# Task statement
Look at the entries below and reproduce them exactly.

# The input
----

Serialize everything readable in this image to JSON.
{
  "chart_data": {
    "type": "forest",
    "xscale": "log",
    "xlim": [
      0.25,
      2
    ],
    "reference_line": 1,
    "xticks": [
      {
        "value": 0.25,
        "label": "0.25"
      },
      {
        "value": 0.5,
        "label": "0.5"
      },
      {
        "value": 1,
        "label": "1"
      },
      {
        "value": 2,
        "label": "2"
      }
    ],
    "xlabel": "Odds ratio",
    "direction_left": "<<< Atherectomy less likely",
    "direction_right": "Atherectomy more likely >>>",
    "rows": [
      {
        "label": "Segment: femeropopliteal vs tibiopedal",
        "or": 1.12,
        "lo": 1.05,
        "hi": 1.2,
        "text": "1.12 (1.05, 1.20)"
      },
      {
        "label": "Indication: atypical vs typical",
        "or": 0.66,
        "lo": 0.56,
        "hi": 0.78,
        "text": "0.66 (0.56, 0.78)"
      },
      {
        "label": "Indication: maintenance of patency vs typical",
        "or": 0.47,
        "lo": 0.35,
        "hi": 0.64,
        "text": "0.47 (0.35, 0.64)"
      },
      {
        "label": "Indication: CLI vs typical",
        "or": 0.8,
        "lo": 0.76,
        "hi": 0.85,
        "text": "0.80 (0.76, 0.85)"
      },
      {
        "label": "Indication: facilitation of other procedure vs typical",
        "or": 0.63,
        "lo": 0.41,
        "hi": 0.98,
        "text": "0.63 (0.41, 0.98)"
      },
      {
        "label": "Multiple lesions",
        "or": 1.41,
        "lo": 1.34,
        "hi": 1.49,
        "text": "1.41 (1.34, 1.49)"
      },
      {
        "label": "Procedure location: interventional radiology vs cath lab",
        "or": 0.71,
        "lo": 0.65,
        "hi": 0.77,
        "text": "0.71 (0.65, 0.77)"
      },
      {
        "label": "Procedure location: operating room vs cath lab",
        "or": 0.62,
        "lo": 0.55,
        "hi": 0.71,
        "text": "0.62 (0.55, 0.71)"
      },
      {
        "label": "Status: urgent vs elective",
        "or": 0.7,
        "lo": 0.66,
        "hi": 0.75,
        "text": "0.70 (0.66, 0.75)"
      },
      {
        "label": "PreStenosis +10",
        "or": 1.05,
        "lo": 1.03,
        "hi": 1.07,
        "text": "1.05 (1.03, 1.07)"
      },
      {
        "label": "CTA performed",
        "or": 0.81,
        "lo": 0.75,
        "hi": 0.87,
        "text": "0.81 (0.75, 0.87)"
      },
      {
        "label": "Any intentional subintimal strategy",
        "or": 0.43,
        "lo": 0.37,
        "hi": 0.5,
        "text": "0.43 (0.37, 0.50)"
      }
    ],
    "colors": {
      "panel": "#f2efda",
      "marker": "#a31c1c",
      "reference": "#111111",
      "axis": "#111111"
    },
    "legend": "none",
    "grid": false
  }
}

----

# Answer
Serialize everything readable in this image to JSON.
{
  "chart_data": {
    "type": "forest",
    "xscale": "log",
    "xlim": [
      0.25,
      2
    ],
    "reference_line": 1,
    "xticks": [
      {
        "value": 0.25,
        "label": "0.25"
      },
      {
        "value": 0.5,
        "label": "0.5"
      },
      {
        "value": 1,
        "label": "1"
      },
      {
        "value": 2,
        "label": "2"
      }
    ],
    "xlabel": "Odds ratio",
    "direction_left": "<<< Atherectomy less likely",
    "direction_right": "Atherectomy more likely >>>",
    "rows": [
      {
        "label": "Segment: femeropopliteal vs tibiopedal",
        "or": 1.12,
        "lo": 1.05,
        "hi": 1.2,
        "text": "1.12 (1.05, 1.20)"
      },
      {
        "label": "Indication: atypical vs typical",
        "or": 0.66,
        "lo": 0.56,
        "hi": 0.78,
        "text": "0.66 (0.56, 0.78)"
      },
      {
        "label": "Indication: maintenance of patency vs typical",
        "or": 0.47,
        "lo": 0.35,
        "hi": 0.64,
        "text": "0.47 (0.35, 0.64)"
      },
      {
        "label": "Indication: CLI vs typical",
        "or": 0.8,
        "lo": 0.76,
        "hi": 0.85,
        "text": "0.80 (0.76, 0.85)"
      },
      {
        "label": "Indication: facilitation of other procedure vs typical",
        "or": 0.63,
        "lo": 0.41,
        "hi": 0.98,
        "text": "0.63 (0.41, 0.98)"
      },
      {
        "label": "Multiple lesions",
        "or": 1.41,
        "lo": 1.34,
        "hi": 1.49,
        "text": "1.41 (1.34, 1.49)"
      },
      {
        "label": "Procedure location: interventional radiology vs cath lab",
        "or": 0.71,
        "lo": 0.65,
        "hi": 0.77,
        "text": "0.71 (0.65, 0.77)"
      },
      {
        "label": "Procedure location: operating room vs cath lab",
        "or": 0.62,
        "lo": 0.55,
        "hi": 0.71,
        "text": "0.62 (0.55, 0.71)"
      },
      {
        "label": "Status: urgent vs elective",
        "or": 0.7,
        "lo": 0.66,
        "hi": 0.75,
        "text": "0.70 (0.66, 0.75)"
      },
      {
        "label": "PreStenosis +10",
        "or": 1.05,
        "lo": 1.03,
        "hi": 1.07,
        "text": "1.05 (1.03, 1.07)"
      },
      {
        "label": "CTA performed",
        "or": 0.81,
        "lo": 0.75,
        "hi": 0.87,
        "text": "0.81 (0.75, 0.87)"
      },
      {
        "label": "Any intentional subintimal strategy",
        "or": 0.43,
        "lo": 0.37,
        "hi": 0.5,
        "text": "0.43 (0.37, 0.50)"
      }
    ],
    "colors": {
      "panel": "#f2efda",
      "marker": "#a31c1c",
      "reference": "#111111",
      "axis": "#111111"
    },
    "legend": "none",
    "grid": false
  }
}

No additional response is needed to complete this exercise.